_MATERIAL SHOWN_.
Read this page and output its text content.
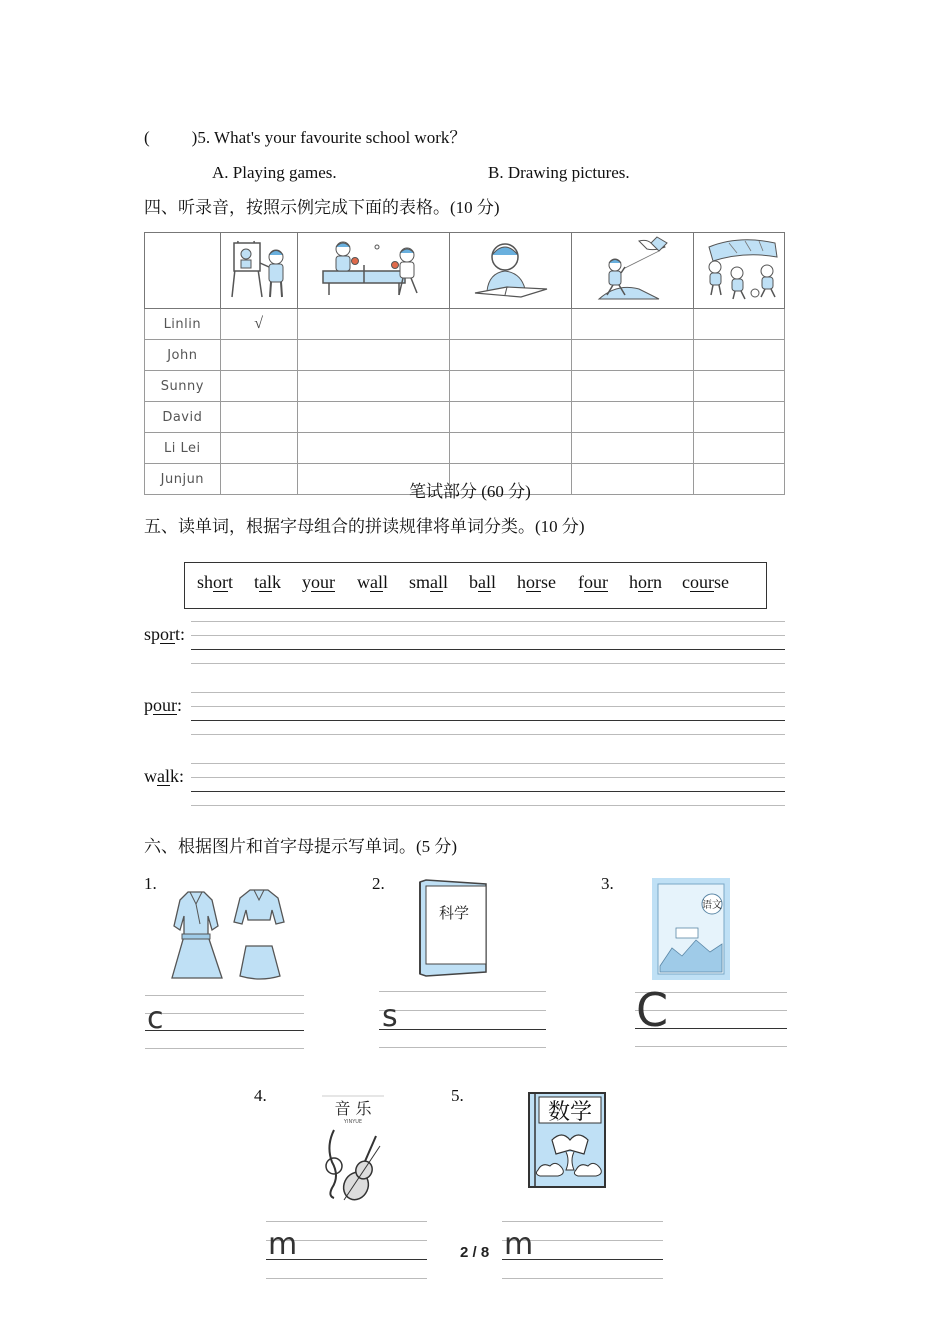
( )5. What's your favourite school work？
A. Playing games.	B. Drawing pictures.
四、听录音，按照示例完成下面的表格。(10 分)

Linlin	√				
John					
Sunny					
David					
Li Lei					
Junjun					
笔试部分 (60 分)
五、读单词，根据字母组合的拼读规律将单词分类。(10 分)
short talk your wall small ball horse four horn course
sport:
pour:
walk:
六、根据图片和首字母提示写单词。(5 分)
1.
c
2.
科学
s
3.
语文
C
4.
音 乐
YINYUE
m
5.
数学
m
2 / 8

_STATED PROBLEM_. In the entries above, find each line with the word "your" and show it.

_ANSWER TO THE TASK_.
( )5. What's your favourite school work？
short talk your wall small ball horse four horn course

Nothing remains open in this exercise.